Stated task:
Copy each line that has the string "grid" somewhere in it.

════════════════

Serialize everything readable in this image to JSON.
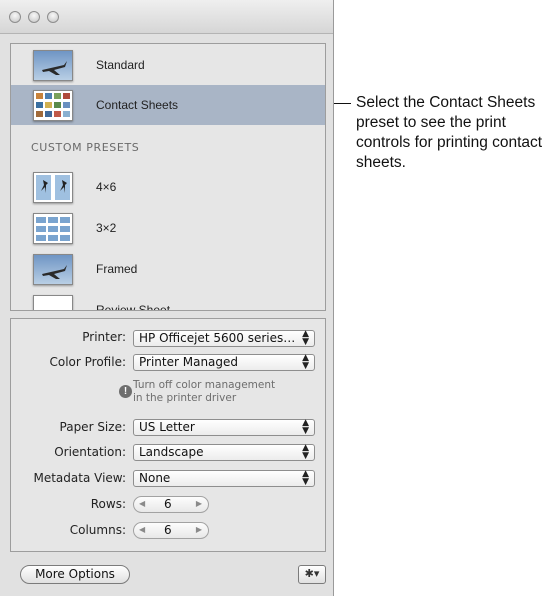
{
  "presets": [
    {
      "label": "Standard",
      "selected": false,
      "thumb": "airplane-photo"
    },
    {
      "label": "Contact Sheets",
      "selected": true,
      "thumb": "contact-sheet-grid"
    }
  ],
  "custom_presets_header": "CUSTOM PRESETS",
  "custom_presets": [
    {
      "label": "4×6",
      "thumb": "two-figures"
    },
    {
      "label": "3×2",
      "thumb": "photo-grid"
    },
    {
      "label": "Framed",
      "thumb": "airplane-photo"
    },
    {
      "label": "Review Sheet",
      "thumb": "blank"
    }
  ],
  "controls": {
    "printer_label": "Printer:",
    "printer_value": "HP Officejet 5600 series…",
    "color_profile_label": "Color Profile:",
    "color_profile_value": "Printer Managed",
    "notice_line1": "Turn off color management",
    "notice_line2": "in the printer driver",
    "notice_icon": "!",
    "paper_size_label": "Paper Size:",
    "paper_size_value": "US Letter",
    "orientation_label": "Orientation:",
    "orientation_value": "Landscape",
    "metadata_view_label": "Metadata View:",
    "metadata_view_value": "None",
    "rows_label": "Rows:",
    "rows_value": "6",
    "columns_label": "Columns:",
    "columns_value": "6"
  },
  "buttons": {
    "more_options": "More Options",
    "gear": "✱▾"
  },
  "callout": "Select the Contact Sheets preset to see the print controls for printing contact sheets.",
  "colors": {
    "selection": "#a9b5c6",
    "panel": "#e6e6e6",
    "window": "#e1e1e1"
  }
}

════════════════

The output:
      "thumb": "contact-sheet-grid"
      "thumb": "photo-grid"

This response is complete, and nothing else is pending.